**What this task involves:** Your task is to transcribe all of the records exactly and leave out the pictures.

**Records for the exercise:**
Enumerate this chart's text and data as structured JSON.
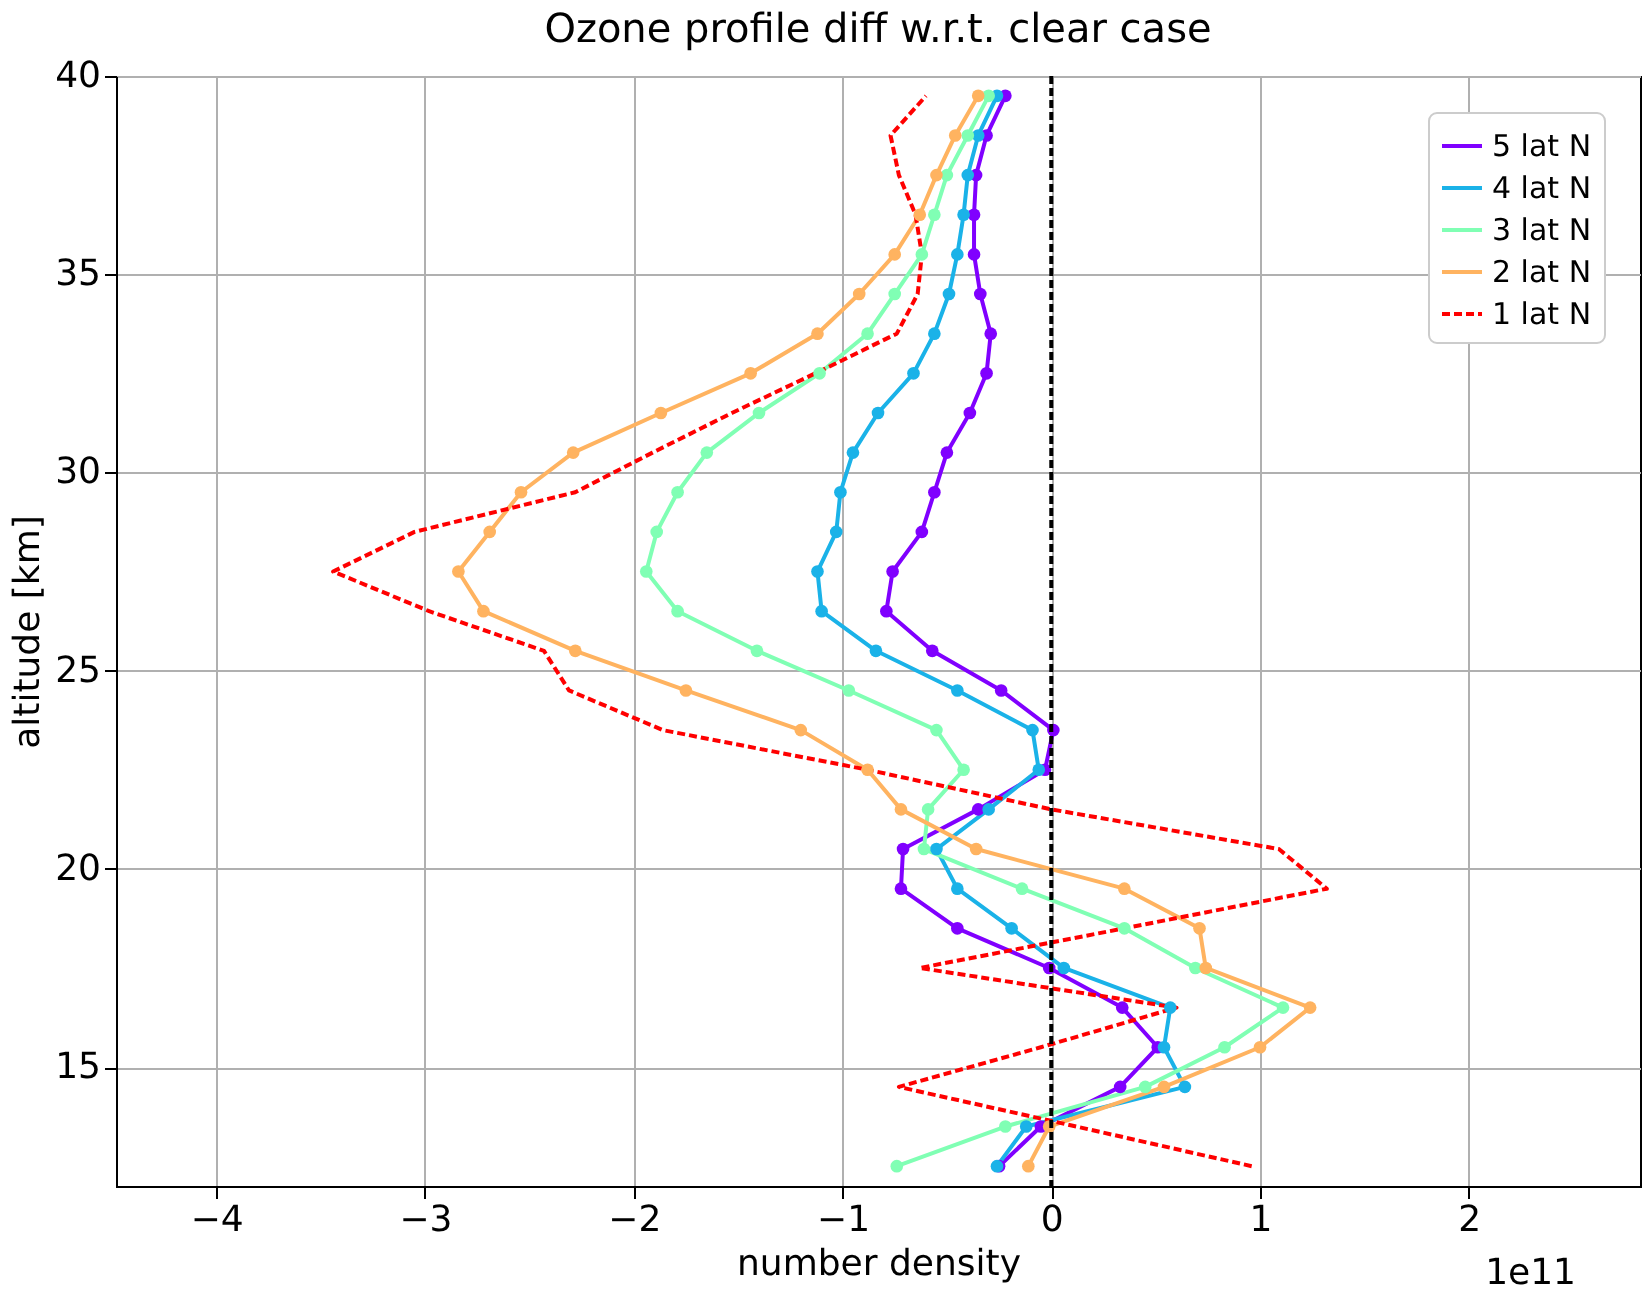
{
  "chart_data": {
    "type": "line",
    "title": "Ozone profile diff w.r.t. clear case",
    "xlabel": "number density",
    "ylabel": "altitude [km]",
    "orientation": "horizontal",
    "x": [
      12.5,
      13.5,
      14.5,
      15.5,
      16.5,
      17.5,
      18.5,
      19.5,
      20.5,
      21.5,
      22.5,
      23.5,
      24.5,
      25.5,
      26.5,
      27.5,
      28.5,
      29.5,
      30.5,
      31.5,
      32.5,
      33.5,
      34.5,
      35.5,
      36.5,
      37.5,
      38.5,
      39.5
    ],
    "series": [
      {
        "name": "5 lat N",
        "color": "#8000ff",
        "marker": "circle",
        "line_style": "solid",
        "values": [
          -0.25,
          -0.05,
          0.33,
          0.51,
          0.34,
          -0.01,
          -0.45,
          -0.72,
          -0.71,
          -0.35,
          -0.03,
          0.01,
          -0.24,
          -0.57,
          -0.79,
          -0.76,
          -0.62,
          -0.56,
          -0.5,
          -0.39,
          -0.31,
          -0.29,
          -0.34,
          -0.37,
          -0.37,
          -0.36,
          -0.31,
          -0.22
        ]
      },
      {
        "name": "4 lat N",
        "color": "#1ab2e8",
        "marker": "circle",
        "line_style": "solid",
        "values": [
          -0.26,
          -0.12,
          0.64,
          0.54,
          0.57,
          0.06,
          -0.19,
          -0.45,
          -0.55,
          -0.3,
          -0.06,
          -0.09,
          -0.45,
          -0.84,
          -1.1,
          -1.12,
          -1.03,
          -1.01,
          -0.95,
          -0.83,
          -0.66,
          -0.56,
          -0.49,
          -0.45,
          -0.42,
          -0.4,
          -0.35,
          -0.26
        ]
      },
      {
        "name": "3 lat N",
        "color": "#80ffb4",
        "marker": "circle",
        "line_style": "solid",
        "values": [
          -0.74,
          -0.22,
          0.45,
          0.83,
          1.11,
          0.69,
          0.35,
          -0.14,
          -0.61,
          -0.59,
          -0.42,
          -0.55,
          -0.97,
          -1.41,
          -1.79,
          -1.94,
          -1.89,
          -1.79,
          -1.65,
          -1.4,
          -1.11,
          -0.88,
          -0.75,
          -0.62,
          -0.56,
          -0.5,
          -0.4,
          -0.3
        ]
      },
      {
        "name": "2 lat N",
        "color": "#ffb360",
        "marker": "circle",
        "line_style": "solid",
        "values": [
          -0.11,
          -0.01,
          0.54,
          1.0,
          1.24,
          0.74,
          0.71,
          0.35,
          -0.36,
          -0.72,
          -0.88,
          -1.2,
          -1.75,
          -2.28,
          -2.72,
          -2.84,
          -2.69,
          -2.54,
          -2.29,
          -1.87,
          -1.44,
          -1.12,
          -0.92,
          -0.75,
          -0.63,
          -0.55,
          -0.46,
          -0.35
        ]
      },
      {
        "name": "1 lat N",
        "color": "#ff0000",
        "marker": "none",
        "line_style": "dashed",
        "values": [
          0.96,
          0.12,
          -0.73,
          -0.05,
          0.6,
          -0.63,
          0.35,
          1.32,
          1.09,
          0.0,
          -0.88,
          -1.86,
          -2.31,
          -2.43,
          -2.98,
          -3.44,
          -3.05,
          -2.28,
          -1.91,
          -1.53,
          -1.13,
          -0.74,
          -0.64,
          -0.62,
          -0.65,
          -0.73,
          -0.77,
          -0.6
        ]
      }
    ],
    "xlim": [
      -4.48,
      2.82
    ],
    "xticks": [
      -4,
      -3,
      -2,
      -1,
      0,
      1,
      2
    ],
    "ylim": [
      12,
      40
    ],
    "yticks": [
      15,
      20,
      25,
      30,
      35,
      40
    ],
    "ref_lines": [
      {
        "axis": "x",
        "value": 0,
        "color": "#000000",
        "line_style": "dashed"
      }
    ],
    "annotations": [
      "1e11"
    ],
    "grid": true,
    "legend": "top right"
  }
}
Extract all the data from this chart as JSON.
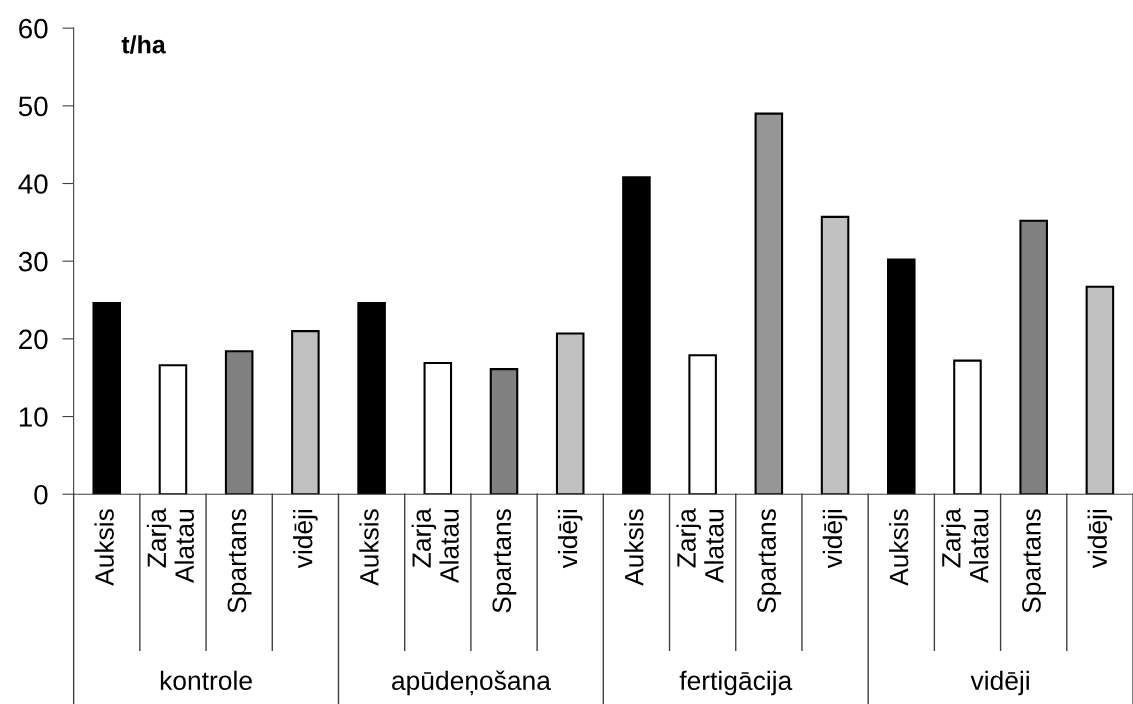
{
  "chart_data": {
    "type": "bar",
    "ylabel": "t/ha",
    "categories": [
      "Auksis",
      "Zarja Alatau",
      "Spartans",
      "vidēji",
      "Auksis",
      "Zarja Alatau",
      "Spartans",
      "vidēji",
      "Auksis",
      "Zarja Alatau",
      "Spartans",
      "vidēji",
      "Auksis",
      "Zarja Alatau",
      "Spartans",
      "vidēji"
    ],
    "values": [
      24.6,
      16.6,
      18.4,
      21.0,
      24.6,
      16.9,
      16.1,
      20.7,
      40.8,
      17.9,
      49.0,
      35.7,
      30.2,
      17.2,
      35.2,
      26.7
    ],
    "colors": [
      "#000000",
      "#ffffff",
      "#808080",
      "#c0c0c0",
      "#000000",
      "#ffffff",
      "#808080",
      "#c0c0c0",
      "#000000",
      "#ffffff",
      "#969696",
      "#c0c0c0",
      "#000000",
      "#ffffff",
      "#808080",
      "#c0c0c0"
    ],
    "annotations": [
      "kontrole",
      "apūdeņošana",
      "fertigācija",
      "vidēji"
    ],
    "ylim": [
      0,
      60
    ],
    "yticks": [
      0,
      10,
      20,
      30,
      40,
      50,
      60
    ],
    "grid": false,
    "legend": false
  }
}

**Response below:**
Enumerate this chart's text and data as structured JSON.
{
  "chart_data": {
    "type": "line",
    "title": "Ozone profile diff w.r.t. clear case",
    "xlabel": "number density",
    "ylabel": "altitude [km]",
    "orientation": "horizontal",
    "x": [
      12.5,
      13.5,
      14.5,
      15.5,
      16.5,
      17.5,
      18.5,
      19.5,
      20.5,
      21.5,
      22.5,
      23.5,
      24.5,
      25.5,
      26.5,
      27.5,
      28.5,
      29.5,
      30.5,
      31.5,
      32.5,
      33.5,
      34.5,
      35.5,
      36.5,
      37.5,
      38.5,
      39.5
    ],
    "series": [
      {
        "name": "5 lat N",
        "color": "#8000ff",
        "marker": "circle",
        "line_style": "solid",
        "values": [
          -0.25,
          -0.05,
          0.33,
          0.51,
          0.34,
          -0.01,
          -0.45,
          -0.72,
          -0.71,
          -0.35,
          -0.03,
          0.01,
          -0.24,
          -0.57,
          -0.79,
          -0.76,
          -0.62,
          -0.56,
          -0.5,
          -0.39,
          -0.31,
          -0.29,
          -0.34,
          -0.37,
          -0.37,
          -0.36,
          -0.31,
          -0.22
        ]
      },
      {
        "name": "4 lat N",
        "color": "#1ab2e8",
        "marker": "circle",
        "line_style": "solid",
        "values": [
          -0.26,
          -0.12,
          0.64,
          0.54,
          0.57,
          0.06,
          -0.19,
          -0.45,
          -0.55,
          -0.3,
          -0.06,
          -0.09,
          -0.45,
          -0.84,
          -1.1,
          -1.12,
          -1.03,
          -1.01,
          -0.95,
          -0.83,
          -0.66,
          -0.56,
          -0.49,
          -0.45,
          -0.42,
          -0.4,
          -0.35,
          -0.26
        ]
      },
      {
        "name": "3 lat N",
        "color": "#80ffb4",
        "marker": "circle",
        "line_style": "solid",
        "values": [
          -0.74,
          -0.22,
          0.45,
          0.83,
          1.11,
          0.69,
          0.35,
          -0.14,
          -0.61,
          -0.59,
          -0.42,
          -0.55,
          -0.97,
          -1.41,
          -1.79,
          -1.94,
          -1.89,
          -1.79,
          -1.65,
          -1.4,
          -1.11,
          -0.88,
          -0.75,
          -0.62,
          -0.56,
          -0.5,
          -0.4,
          -0.3
        ]
      },
      {
        "name": "2 lat N",
        "color": "#ffb360",
        "marker": "circle",
        "line_style": "solid",
        "values": [
          -0.11,
          -0.01,
          0.54,
          1.0,
          1.24,
          0.74,
          0.71,
          0.35,
          -0.36,
          -0.72,
          -0.88,
          -1.2,
          -1.75,
          -2.28,
          -2.72,
          -2.84,
          -2.69,
          -2.54,
          -2.29,
          -1.87,
          -1.44,
          -1.12,
          -0.92,
          -0.75,
          -0.63,
          -0.55,
          -0.46,
          -0.35
        ]
      },
      {
        "name": "1 lat N",
        "color": "#ff0000",
        "marker": "none",
        "line_style": "dashed",
        "values": [
          0.96,
          0.12,
          -0.73,
          -0.05,
          0.6,
          -0.63,
          0.35,
          1.32,
          1.09,
          0.0,
          -0.88,
          -1.86,
          -2.31,
          -2.43,
          -2.98,
          -3.44,
          -3.05,
          -2.28,
          -1.91,
          -1.53,
          -1.13,
          -0.74,
          -0.64,
          -0.62,
          -0.65,
          -0.73,
          -0.77,
          -0.6
        ]
      }
    ],
    "xlim": [
      -4.48,
      2.82
    ],
    "xticks": [
      -4,
      -3,
      -2,
      -1,
      0,
      1,
      2
    ],
    "ylim": [
      12,
      40
    ],
    "yticks": [
      15,
      20,
      25,
      30,
      35,
      40
    ],
    "ref_lines": [
      {
        "axis": "x",
        "value": 0,
        "color": "#000000",
        "line_style": "dashed"
      }
    ],
    "annotations": [
      "1e11"
    ],
    "grid": true,
    "legend": "top right"
  }
}
Extract all the data from this chart as JSON.
{
  "chart_data": {
    "type": "bar",
    "ylabel": "t/ha",
    "categories": [
      "Auksis",
      "Zarja Alatau",
      "Spartans",
      "vidēji",
      "Auksis",
      "Zarja Alatau",
      "Spartans",
      "vidēji",
      "Auksis",
      "Zarja Alatau",
      "Spartans",
      "vidēji",
      "Auksis",
      "Zarja Alatau",
      "Spartans",
      "vidēji"
    ],
    "values": [
      24.6,
      16.6,
      18.4,
      21.0,
      24.6,
      16.9,
      16.1,
      20.7,
      40.8,
      17.9,
      49.0,
      35.7,
      30.2,
      17.2,
      35.2,
      26.7
    ],
    "colors": [
      "#000000",
      "#ffffff",
      "#808080",
      "#c0c0c0",
      "#000000",
      "#ffffff",
      "#808080",
      "#c0c0c0",
      "#000000",
      "#ffffff",
      "#969696",
      "#c0c0c0",
      "#000000",
      "#ffffff",
      "#808080",
      "#c0c0c0"
    ],
    "annotations": [
      "kontrole",
      "apūdeņošana",
      "fertigācija",
      "vidēji"
    ],
    "ylim": [
      0,
      60
    ],
    "yticks": [
      0,
      10,
      20,
      30,
      40,
      50,
      60
    ],
    "grid": false,
    "legend": false
  }
}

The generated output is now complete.